Please condense the paragraph of the essay abstract below that begins "This essay explores" into a short bulleted list that keeps its main facts.

• Passage given:
_ _ _ _

Susana Chávez Silverman

  • This essay explores the representation of gendered agency in the writing of Chicana authors Ana Castillo, Alicia Gaspar de Alba, and Cherríe Moraga. It both describes and textualizes what the author has termed, elsewhere a fronterótica, or borderotics. It effects a close textual analysis grounded in cultural studies to determine that Ana Castillo cultivates a poetics of playful erotic ambiguity, whereas Cherríe Moraga, an out butch lesbian playwright, poet, and essayist transgresses “la ley del padre” in a much more definitive way. I read Alicia Gaspar de Alba’s poetry in a complex theoretical framework, acknowledging the tension between the temptation of the transgressive and the refusal to allow the figure of the lesbian to inhabit an essentialized exterior to dominant discourse. Gaspar de Alba’s poetic speaker is not going “elsewhere” but rather back to the frontera, which is represented as a hybrid, porous geosexual space.

    I join these three authors here because of their extended meditation on the contestatory possibilities for Chicana erotic agency, beyond their differences of gender/genre. Butch, bisexual, or queer, all exploit a postmodern sense of ambiguity which prizes apart long-cherished notions of “lo Chicano.”

_ _ _ _

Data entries
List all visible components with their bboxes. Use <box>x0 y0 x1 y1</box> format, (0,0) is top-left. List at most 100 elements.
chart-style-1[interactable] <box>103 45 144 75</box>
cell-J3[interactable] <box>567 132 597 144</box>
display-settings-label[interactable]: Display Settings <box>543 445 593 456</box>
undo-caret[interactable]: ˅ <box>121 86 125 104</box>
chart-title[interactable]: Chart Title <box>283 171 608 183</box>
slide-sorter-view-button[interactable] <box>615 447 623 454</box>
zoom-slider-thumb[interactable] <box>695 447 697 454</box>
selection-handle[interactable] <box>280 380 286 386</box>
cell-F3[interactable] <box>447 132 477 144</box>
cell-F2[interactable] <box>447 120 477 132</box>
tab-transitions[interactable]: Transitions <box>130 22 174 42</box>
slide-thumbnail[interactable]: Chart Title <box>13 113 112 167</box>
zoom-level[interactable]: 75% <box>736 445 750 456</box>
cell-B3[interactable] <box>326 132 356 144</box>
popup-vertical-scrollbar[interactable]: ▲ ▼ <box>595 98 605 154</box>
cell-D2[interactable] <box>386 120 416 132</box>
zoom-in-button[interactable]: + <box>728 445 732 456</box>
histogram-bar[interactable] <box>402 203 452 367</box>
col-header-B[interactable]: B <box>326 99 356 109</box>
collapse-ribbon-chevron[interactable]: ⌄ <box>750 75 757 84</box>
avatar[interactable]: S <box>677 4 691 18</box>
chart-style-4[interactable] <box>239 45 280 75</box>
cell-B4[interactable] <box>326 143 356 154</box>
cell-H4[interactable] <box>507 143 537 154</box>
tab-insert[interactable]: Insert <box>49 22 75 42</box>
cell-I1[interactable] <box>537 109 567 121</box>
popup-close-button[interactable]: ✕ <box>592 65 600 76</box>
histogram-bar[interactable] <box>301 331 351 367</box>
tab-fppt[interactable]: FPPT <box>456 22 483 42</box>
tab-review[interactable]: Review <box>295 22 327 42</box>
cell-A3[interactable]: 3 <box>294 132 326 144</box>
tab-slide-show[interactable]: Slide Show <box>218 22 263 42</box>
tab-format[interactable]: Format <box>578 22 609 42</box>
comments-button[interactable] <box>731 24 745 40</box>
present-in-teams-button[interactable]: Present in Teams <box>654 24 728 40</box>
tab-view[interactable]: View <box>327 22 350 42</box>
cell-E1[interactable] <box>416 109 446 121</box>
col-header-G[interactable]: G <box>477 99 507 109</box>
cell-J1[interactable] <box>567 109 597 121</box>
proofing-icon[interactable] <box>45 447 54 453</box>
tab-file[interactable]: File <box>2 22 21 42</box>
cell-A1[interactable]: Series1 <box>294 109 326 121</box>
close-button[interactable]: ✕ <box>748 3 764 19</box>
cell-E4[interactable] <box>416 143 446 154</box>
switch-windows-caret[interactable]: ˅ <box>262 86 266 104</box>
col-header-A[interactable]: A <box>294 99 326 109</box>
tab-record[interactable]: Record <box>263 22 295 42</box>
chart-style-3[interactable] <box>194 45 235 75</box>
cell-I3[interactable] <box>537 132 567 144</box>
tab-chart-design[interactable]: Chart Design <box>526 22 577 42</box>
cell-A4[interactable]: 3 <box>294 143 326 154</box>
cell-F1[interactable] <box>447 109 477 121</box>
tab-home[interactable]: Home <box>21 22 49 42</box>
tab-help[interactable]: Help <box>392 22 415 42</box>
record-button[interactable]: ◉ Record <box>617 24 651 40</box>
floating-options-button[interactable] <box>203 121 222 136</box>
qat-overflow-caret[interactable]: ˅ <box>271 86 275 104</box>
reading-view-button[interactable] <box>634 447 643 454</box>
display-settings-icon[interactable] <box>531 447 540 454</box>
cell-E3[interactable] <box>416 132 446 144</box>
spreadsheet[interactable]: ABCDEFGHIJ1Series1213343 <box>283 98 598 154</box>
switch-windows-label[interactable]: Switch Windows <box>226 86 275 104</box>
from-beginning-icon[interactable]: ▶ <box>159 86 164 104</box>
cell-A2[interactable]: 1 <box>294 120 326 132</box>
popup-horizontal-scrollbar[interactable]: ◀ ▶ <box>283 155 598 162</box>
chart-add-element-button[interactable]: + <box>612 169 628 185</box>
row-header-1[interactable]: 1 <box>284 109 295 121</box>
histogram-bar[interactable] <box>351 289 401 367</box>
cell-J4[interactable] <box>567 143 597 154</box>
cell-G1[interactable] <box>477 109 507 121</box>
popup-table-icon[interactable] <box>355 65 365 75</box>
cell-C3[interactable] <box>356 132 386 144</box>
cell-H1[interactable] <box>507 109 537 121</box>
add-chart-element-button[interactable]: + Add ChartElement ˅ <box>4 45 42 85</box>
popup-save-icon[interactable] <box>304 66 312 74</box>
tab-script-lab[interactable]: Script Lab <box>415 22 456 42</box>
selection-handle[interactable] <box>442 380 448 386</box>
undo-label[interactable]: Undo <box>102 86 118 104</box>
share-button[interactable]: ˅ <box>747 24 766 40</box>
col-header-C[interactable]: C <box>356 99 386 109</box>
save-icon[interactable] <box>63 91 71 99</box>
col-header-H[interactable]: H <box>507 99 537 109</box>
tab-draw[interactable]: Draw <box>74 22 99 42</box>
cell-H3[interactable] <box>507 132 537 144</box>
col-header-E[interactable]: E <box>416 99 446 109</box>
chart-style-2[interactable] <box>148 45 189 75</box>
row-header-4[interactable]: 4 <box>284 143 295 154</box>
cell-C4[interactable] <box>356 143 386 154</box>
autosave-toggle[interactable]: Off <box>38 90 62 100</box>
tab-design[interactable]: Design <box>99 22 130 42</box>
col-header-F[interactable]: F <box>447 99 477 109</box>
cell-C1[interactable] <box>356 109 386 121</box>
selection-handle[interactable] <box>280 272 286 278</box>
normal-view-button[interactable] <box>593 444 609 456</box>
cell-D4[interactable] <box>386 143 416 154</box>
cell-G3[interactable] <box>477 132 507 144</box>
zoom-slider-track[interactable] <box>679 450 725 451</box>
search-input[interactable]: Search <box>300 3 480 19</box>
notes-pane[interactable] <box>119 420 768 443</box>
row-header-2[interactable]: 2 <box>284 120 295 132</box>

_ _ _ _

• Answer to the problem:
- The essay examines how gendered agency is represented in the writing of Chicana authors Ana Castillo, Alicia Gaspar de Alba, and Cherríe Moraga.
- It describes and textualizes fronterótica, or borderotics, a term the author has used elsewhere.
- Its close textual analysis, grounded in cultural studies, finds that Castillo cultivates a poetics of playful erotic ambiguity.
- Moraga, an out butch lesbian playwright, poet, and essayist, transgresses "la ley del padre" far more definitively.
- Gaspar de Alba's poetry is read in a complex theoretical framework. That framework acknowledges the tension between the temptation of the transgressive and the refusal to place the figure of the lesbian in an essentialized exterior to dominant discourse.
- Her poetic speaker goes back to the frontera, shown as a hybrid, porous geosexual space, rather than "elsewhere."